● **Input records**:
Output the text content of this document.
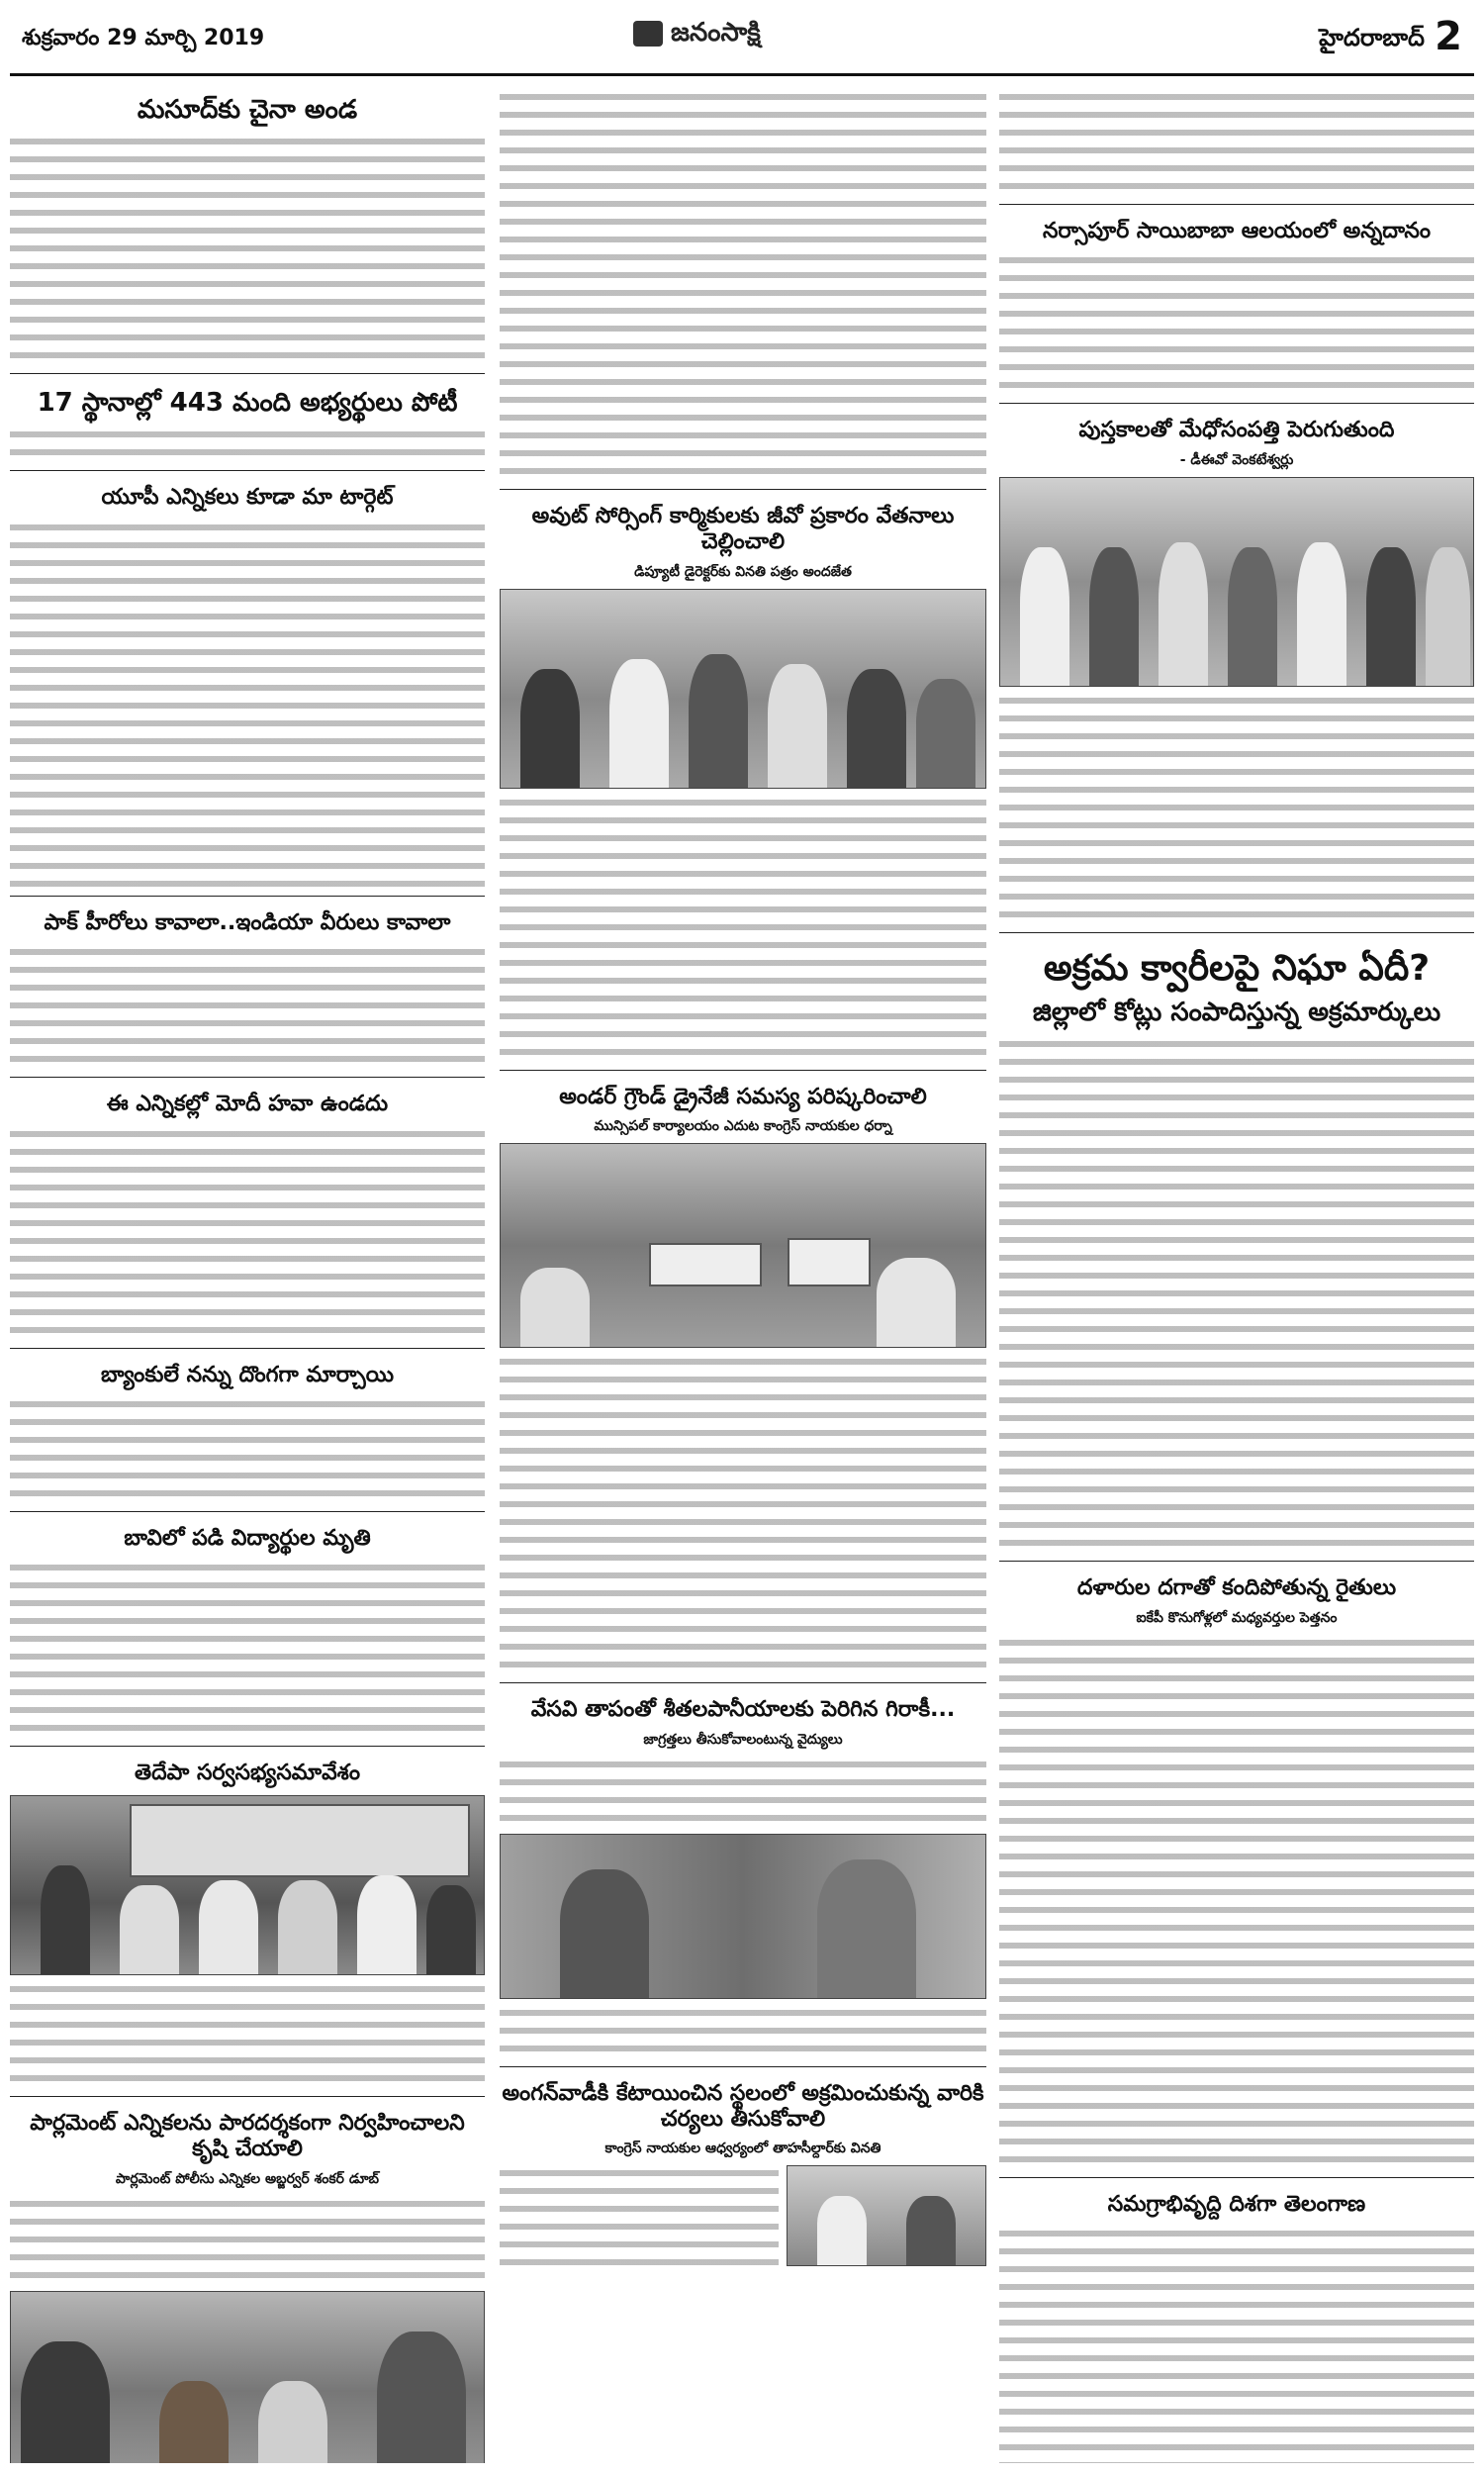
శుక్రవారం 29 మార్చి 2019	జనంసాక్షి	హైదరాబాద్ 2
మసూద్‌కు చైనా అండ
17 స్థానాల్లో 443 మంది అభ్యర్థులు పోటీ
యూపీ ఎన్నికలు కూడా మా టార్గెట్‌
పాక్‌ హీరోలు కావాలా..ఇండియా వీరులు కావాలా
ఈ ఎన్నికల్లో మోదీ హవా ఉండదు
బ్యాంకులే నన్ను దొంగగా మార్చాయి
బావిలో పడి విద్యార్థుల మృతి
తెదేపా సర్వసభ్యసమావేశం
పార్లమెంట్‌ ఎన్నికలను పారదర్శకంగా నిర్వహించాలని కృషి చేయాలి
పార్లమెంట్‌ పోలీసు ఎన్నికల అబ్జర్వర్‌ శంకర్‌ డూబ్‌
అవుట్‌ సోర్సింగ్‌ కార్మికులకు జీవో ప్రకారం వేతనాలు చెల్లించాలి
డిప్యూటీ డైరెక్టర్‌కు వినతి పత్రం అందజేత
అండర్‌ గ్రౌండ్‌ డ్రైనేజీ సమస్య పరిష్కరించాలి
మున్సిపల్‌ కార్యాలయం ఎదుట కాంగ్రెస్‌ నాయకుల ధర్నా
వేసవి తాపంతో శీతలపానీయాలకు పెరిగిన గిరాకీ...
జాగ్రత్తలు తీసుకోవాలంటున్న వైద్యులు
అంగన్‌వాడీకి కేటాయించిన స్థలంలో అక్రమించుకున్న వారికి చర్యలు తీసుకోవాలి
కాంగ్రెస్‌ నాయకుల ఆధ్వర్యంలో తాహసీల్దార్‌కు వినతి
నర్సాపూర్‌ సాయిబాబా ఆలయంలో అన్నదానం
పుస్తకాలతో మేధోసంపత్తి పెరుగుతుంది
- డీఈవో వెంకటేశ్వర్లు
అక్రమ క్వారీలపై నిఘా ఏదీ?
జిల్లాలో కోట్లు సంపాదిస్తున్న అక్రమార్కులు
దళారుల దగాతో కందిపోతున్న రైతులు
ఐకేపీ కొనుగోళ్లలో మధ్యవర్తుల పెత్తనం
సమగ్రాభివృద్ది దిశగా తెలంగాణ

● **Set task**: Repeat the data exactly, dropping every picture it holds.

● **The completed task**:
Output the text content of this document.
శుక్రవారం 29 మార్చి 2019	జనంసాక్షి	హైదరాబాద్ 2
మసూద్‌కు చైనా అండ
17 స్థానాల్లో 443 మంది అభ్యర్థులు పోటీ
యూపీ ఎన్నికలు కూడా మా టార్గెట్‌
పాక్‌ హీరోలు కావాలా..ఇండియా వీరులు కావాలా
ఈ ఎన్నికల్లో మోదీ హవా ఉండదు
బ్యాంకులే నన్ను దొంగగా మార్చాయి
బావిలో పడి విద్యార్థుల మృతి
తెదేపా సర్వసభ్యసమావేశం
పార్లమెంట్‌ ఎన్నికలను పారదర్శకంగా నిర్వహించాలని కృషి చేయాలి
పార్లమెంట్‌ పోలీసు ఎన్నికల అబ్జర్వర్‌ శంకర్‌ డూబ్‌
అవుట్‌ సోర్సింగ్‌ కార్మికులకు జీవో ప్రకారం వేతనాలు చెల్లించాలి
డిప్యూటీ డైరెక్టర్‌కు వినతి పత్రం అందజేత
అండర్‌ గ్రౌండ్‌ డ్రైనేజీ సమస్య పరిష్కరించాలి
మున్సిపల్‌ కార్యాలయం ఎదుట కాంగ్రెస్‌ నాయకుల ధర్నా
వేసవి తాపంతో శీతలపానీయాలకు పెరిగిన గిరాకీ...
జాగ్రత్తలు తీసుకోవాలంటున్న వైద్యులు
అంగన్‌వాడీకి కేటాయించిన స్థలంలో అక్రమించుకున్న వారికి చర్యలు తీసుకోవాలి
కాంగ్రెస్‌ నాయకుల ఆధ్వర్యంలో తాహసీల్దార్‌కు వినతి
నర్సాపూర్‌ సాయిబాబా ఆలయంలో అన్నదానం
పుస్తకాలతో మేధోసంపత్తి పెరుగుతుంది
- డీఈవో వెంకటేశ్వర్లు
అక్రమ క్వారీలపై నిఘా ఏదీ?
జిల్లాలో కోట్లు సంపాదిస్తున్న అక్రమార్కులు
దళారుల దగాతో కందిపోతున్న రైతులు
ఐకేపీ కొనుగోళ్లలో మధ్యవర్తుల పెత్తనం
సమగ్రాభివృద్ది దిశగా తెలంగాణ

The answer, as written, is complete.